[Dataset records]
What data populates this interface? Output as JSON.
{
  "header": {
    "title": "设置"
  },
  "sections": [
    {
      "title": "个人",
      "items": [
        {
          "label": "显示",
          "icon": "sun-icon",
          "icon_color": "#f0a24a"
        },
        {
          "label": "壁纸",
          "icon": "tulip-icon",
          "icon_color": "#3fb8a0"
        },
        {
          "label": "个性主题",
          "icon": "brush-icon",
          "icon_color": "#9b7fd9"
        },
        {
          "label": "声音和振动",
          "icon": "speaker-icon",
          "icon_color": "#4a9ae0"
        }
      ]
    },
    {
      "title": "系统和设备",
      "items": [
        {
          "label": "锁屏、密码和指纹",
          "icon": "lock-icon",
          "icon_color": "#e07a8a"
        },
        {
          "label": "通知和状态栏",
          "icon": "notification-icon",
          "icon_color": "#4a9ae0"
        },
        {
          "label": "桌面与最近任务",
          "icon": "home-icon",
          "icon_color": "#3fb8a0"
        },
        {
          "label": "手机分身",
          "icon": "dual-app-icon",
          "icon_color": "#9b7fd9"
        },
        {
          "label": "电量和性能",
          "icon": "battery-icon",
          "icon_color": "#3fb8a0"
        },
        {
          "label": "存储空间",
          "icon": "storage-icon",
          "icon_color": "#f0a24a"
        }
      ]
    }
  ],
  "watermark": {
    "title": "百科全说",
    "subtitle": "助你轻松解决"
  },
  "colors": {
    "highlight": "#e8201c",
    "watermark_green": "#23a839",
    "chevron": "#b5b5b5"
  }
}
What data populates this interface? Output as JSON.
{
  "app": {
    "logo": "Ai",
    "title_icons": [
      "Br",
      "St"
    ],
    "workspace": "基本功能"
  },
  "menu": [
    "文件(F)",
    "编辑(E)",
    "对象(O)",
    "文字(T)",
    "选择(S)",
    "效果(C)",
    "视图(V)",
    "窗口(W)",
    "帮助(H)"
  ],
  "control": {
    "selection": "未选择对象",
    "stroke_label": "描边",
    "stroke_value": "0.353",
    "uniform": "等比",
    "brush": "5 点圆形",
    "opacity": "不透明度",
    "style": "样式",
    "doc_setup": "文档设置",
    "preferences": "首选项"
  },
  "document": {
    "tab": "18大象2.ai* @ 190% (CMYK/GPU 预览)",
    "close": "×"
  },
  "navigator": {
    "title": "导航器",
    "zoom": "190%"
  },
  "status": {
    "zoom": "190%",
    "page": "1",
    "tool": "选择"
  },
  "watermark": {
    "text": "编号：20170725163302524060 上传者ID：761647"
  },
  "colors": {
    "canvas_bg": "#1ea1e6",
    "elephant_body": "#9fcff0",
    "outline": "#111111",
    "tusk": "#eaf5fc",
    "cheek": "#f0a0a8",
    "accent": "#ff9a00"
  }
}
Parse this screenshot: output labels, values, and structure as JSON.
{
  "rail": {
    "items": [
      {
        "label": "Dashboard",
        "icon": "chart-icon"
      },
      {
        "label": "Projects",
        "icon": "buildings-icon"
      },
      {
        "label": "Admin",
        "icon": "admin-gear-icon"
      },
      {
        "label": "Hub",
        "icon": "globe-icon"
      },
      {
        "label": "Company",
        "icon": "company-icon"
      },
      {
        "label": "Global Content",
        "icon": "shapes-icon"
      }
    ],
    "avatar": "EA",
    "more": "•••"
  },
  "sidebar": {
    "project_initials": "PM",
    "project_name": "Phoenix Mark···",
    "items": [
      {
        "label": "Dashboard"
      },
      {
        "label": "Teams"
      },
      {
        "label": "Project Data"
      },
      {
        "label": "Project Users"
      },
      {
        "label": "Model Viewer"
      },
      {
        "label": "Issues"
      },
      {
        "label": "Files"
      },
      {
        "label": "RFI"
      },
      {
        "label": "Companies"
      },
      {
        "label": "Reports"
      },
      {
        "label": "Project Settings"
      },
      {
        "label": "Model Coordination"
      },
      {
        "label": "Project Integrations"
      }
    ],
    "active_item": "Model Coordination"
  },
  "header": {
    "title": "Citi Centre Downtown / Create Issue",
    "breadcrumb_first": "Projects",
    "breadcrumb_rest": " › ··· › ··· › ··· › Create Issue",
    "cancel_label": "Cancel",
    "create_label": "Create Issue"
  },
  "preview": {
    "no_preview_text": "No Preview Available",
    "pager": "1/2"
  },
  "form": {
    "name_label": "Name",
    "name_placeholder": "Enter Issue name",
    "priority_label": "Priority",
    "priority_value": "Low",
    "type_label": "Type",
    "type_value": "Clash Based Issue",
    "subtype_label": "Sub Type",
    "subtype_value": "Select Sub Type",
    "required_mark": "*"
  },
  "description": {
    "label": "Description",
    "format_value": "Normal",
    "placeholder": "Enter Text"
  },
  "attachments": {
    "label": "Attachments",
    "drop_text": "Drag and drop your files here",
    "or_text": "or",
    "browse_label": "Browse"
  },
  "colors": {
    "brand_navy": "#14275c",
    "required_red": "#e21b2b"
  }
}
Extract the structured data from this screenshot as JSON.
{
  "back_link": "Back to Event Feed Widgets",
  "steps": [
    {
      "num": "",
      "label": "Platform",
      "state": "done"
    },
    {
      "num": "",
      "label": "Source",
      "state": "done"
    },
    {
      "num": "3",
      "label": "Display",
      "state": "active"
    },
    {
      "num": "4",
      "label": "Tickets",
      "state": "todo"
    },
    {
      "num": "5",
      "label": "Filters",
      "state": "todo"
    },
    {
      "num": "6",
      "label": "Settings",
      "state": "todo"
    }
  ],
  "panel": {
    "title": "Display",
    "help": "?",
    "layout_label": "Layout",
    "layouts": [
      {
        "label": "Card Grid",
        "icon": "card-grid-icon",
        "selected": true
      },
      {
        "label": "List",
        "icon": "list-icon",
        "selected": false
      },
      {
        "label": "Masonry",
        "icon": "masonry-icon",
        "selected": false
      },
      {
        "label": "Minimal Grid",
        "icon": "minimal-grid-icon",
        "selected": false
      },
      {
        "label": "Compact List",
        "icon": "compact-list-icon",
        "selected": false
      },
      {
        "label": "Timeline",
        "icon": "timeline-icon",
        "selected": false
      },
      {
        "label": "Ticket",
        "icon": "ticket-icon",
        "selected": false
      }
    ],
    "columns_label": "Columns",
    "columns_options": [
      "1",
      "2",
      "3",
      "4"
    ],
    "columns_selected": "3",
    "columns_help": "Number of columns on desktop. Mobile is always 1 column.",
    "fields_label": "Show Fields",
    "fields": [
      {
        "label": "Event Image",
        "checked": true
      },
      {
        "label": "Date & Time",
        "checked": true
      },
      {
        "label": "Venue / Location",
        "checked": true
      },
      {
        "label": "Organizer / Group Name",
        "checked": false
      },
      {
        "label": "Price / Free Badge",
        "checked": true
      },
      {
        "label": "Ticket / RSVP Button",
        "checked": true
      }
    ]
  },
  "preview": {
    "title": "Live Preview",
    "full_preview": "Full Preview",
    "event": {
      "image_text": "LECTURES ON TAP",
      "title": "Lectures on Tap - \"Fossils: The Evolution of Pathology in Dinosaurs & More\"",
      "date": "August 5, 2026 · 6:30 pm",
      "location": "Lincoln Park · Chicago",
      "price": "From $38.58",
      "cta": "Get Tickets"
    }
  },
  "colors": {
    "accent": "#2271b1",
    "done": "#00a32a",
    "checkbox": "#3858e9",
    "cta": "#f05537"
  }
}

## WHAT YOU SHOULD DO
Write out the records above again, keeping each one identical to the original.

## ANSWER TO THE EXERCISE
What data populates this interface? Output as JSON.
{
  "header": {
    "title": "设置"
  },
  "sections": [
    {
      "title": "个人",
      "items": [
        {
          "label": "显示",
          "icon": "sun-icon",
          "icon_color": "#f0a24a"
        },
        {
          "label": "壁纸",
          "icon": "tulip-icon",
          "icon_color": "#3fb8a0"
        },
        {
          "label": "个性主题",
          "icon": "brush-icon",
          "icon_color": "#9b7fd9"
        },
        {
          "label": "声音和振动",
          "icon": "speaker-icon",
          "icon_color": "#4a9ae0"
        }
      ]
    },
    {
      "title": "系统和设备",
      "items": [
        {
          "label": "锁屏、密码和指纹",
          "icon": "lock-icon",
          "icon_color": "#e07a8a"
        },
        {
          "label": "通知和状态栏",
          "icon": "notification-icon",
          "icon_color": "#4a9ae0"
        },
        {
          "label": "桌面与最近任务",
          "icon": "home-icon",
          "icon_color": "#3fb8a0"
        },
        {
          "label": "手机分身",
          "icon": "dual-app-icon",
          "icon_color": "#9b7fd9"
        },
        {
          "label": "电量和性能",
          "icon": "battery-icon",
          "icon_color": "#3fb8a0"
        },
        {
          "label": "存储空间",
          "icon": "storage-icon",
          "icon_color": "#f0a24a"
        }
      ]
    }
  ],
  "watermark": {
    "title": "百科全说",
    "subtitle": "助你轻松解决"
  },
  "colors": {
    "highlight": "#e8201c",
    "watermark_green": "#23a839",
    "chevron": "#b5b5b5"
  }
}
What data populates this interface? Output as JSON.
{
  "app": {
    "logo": "Ai",
    "title_icons": [
      "Br",
      "St"
    ],
    "workspace": "基本功能"
  },
  "menu": [
    "文件(F)",
    "编辑(E)",
    "对象(O)",
    "文字(T)",
    "选择(S)",
    "效果(C)",
    "视图(V)",
    "窗口(W)",
    "帮助(H)"
  ],
  "control": {
    "selection": "未选择对象",
    "stroke_label": "描边",
    "stroke_value": "0.353",
    "uniform": "等比",
    "brush": "5 点圆形",
    "opacity": "不透明度",
    "style": "样式",
    "doc_setup": "文档设置",
    "preferences": "首选项"
  },
  "document": {
    "tab": "18大象2.ai* @ 190% (CMYK/GPU 预览)",
    "close": "×"
  },
  "navigator": {
    "title": "导航器",
    "zoom": "190%"
  },
  "status": {
    "zoom": "190%",
    "page": "1",
    "tool": "选择"
  },
  "watermark": {
    "text": "编号：20170725163302524060 上传者ID：761647"
  },
  "colors": {
    "canvas_bg": "#1ea1e6",
    "elephant_body": "#9fcff0",
    "outline": "#111111",
    "tusk": "#eaf5fc",
    "cheek": "#f0a0a8",
    "accent": "#ff9a00"
  }
}
Parse this screenshot: output labels, values, and structure as JSON.
{
  "rail": {
    "items": [
      {
        "label": "Dashboard",
        "icon": "chart-icon"
      },
      {
        "label": "Projects",
        "icon": "buildings-icon"
      },
      {
        "label": "Admin",
        "icon": "admin-gear-icon"
      },
      {
        "label": "Hub",
        "icon": "globe-icon"
      },
      {
        "label": "Company",
        "icon": "company-icon"
      },
      {
        "label": "Global Content",
        "icon": "shapes-icon"
      }
    ],
    "avatar": "EA",
    "more": "•••"
  },
  "sidebar": {
    "project_initials": "PM",
    "project_name": "Phoenix Mark···",
    "items": [
      {
        "label": "Dashboard"
      },
      {
        "label": "Teams"
      },
      {
        "label": "Project Data"
      },
      {
        "label": "Project Users"
      },
      {
        "label": "Model Viewer"
      },
      {
        "label": "Issues"
      },
      {
        "label": "Files"
      },
      {
        "label": "RFI"
      },
      {
        "label": "Companies"
      },
      {
        "label": "Reports"
      },
      {
        "label": "Project Settings"
      },
      {
        "label": "Model Coordination"
      },
      {
        "label": "Project Integrations"
      }
    ],
    "active_item": "Model Coordination"
  },
  "header": {
    "title": "Citi Centre Downtown / Create Issue",
    "breadcrumb_first": "Projects",
    "breadcrumb_rest": " › ··· › ··· › ··· › Create Issue",
    "cancel_label": "Cancel",
    "create_label": "Create Issue"
  },
  "preview": {
    "no_preview_text": "No Preview Available",
    "pager": "1/2"
  },
  "form": {
    "name_label": "Name",
    "name_placeholder": "Enter Issue name",
    "priority_label": "Priority",
    "priority_value": "Low",
    "type_label": "Type",
    "type_value": "Clash Based Issue",
    "subtype_label": "Sub Type",
    "subtype_value": "Select Sub Type",
    "required_mark": "*"
  },
  "description": {
    "label": "Description",
    "format_value": "Normal",
    "placeholder": "Enter Text"
  },
  "attachments": {
    "label": "Attachments",
    "drop_text": "Drag and drop your files here",
    "or_text": "or",
    "browse_label": "Browse"
  },
  "colors": {
    "brand_navy": "#14275c",
    "required_red": "#e21b2b"
  }
}
Extract the structured data from this screenshot as JSON.
{
  "back_link": "Back to Event Feed Widgets",
  "steps": [
    {
      "num": "",
      "label": "Platform",
      "state": "done"
    },
    {
      "num": "",
      "label": "Source",
      "state": "done"
    },
    {
      "num": "3",
      "label": "Display",
      "state": "active"
    },
    {
      "num": "4",
      "label": "Tickets",
      "state": "todo"
    },
    {
      "num": "5",
      "label": "Filters",
      "state": "todo"
    },
    {
      "num": "6",
      "label": "Settings",
      "state": "todo"
    }
  ],
  "panel": {
    "title": "Display",
    "help": "?",
    "layout_label": "Layout",
    "layouts": [
      {
        "label": "Card Grid",
        "icon": "card-grid-icon",
        "selected": true
      },
      {
        "label": "List",
        "icon": "list-icon",
        "selected": false
      },
      {
        "label": "Masonry",
        "icon": "masonry-icon",
        "selected": false
      },
      {
        "label": "Minimal Grid",
        "icon": "minimal-grid-icon",
        "selected": false
      },
      {
        "label": "Compact List",
        "icon": "compact-list-icon",
        "selected": false
      },
      {
        "label": "Timeline",
        "icon": "timeline-icon",
        "selected": false
      },
      {
        "label": "Ticket",
        "icon": "ticket-icon",
        "selected": false
      }
    ],
    "columns_label": "Columns",
    "columns_options": [
      "1",
      "2",
      "3",
      "4"
    ],
    "columns_selected": "3",
    "columns_help": "Number of columns on desktop. Mobile is always 1 column.",
    "fields_label": "Show Fields",
    "fields": [
      {
        "label": "Event Image",
        "checked": true
      },
      {
        "label": "Date & Time",
        "checked": true
      },
      {
        "label": "Venue / Location",
        "checked": true
      },
      {
        "label": "Organizer / Group Name",
        "checked": false
      },
      {
        "label": "Price / Free Badge",
        "checked": true
      },
      {
        "label": "Ticket / RSVP Button",
        "checked": true
      }
    ]
  },
  "preview": {
    "title": "Live Preview",
    "full_preview": "Full Preview",
    "event": {
      "image_text": "LECTURES ON TAP",
      "title": "Lectures on Tap - \"Fossils: The Evolution of Pathology in Dinosaurs & More\"",
      "date": "August 5, 2026 · 6:30 pm",
      "location": "Lincoln Park · Chicago",
      "price": "From $38.58",
      "cta": "Get Tickets"
    }
  },
  "colors": {
    "accent": "#2271b1",
    "done": "#00a32a",
    "checkbox": "#3858e9",
    "cta": "#f05537"
  }
}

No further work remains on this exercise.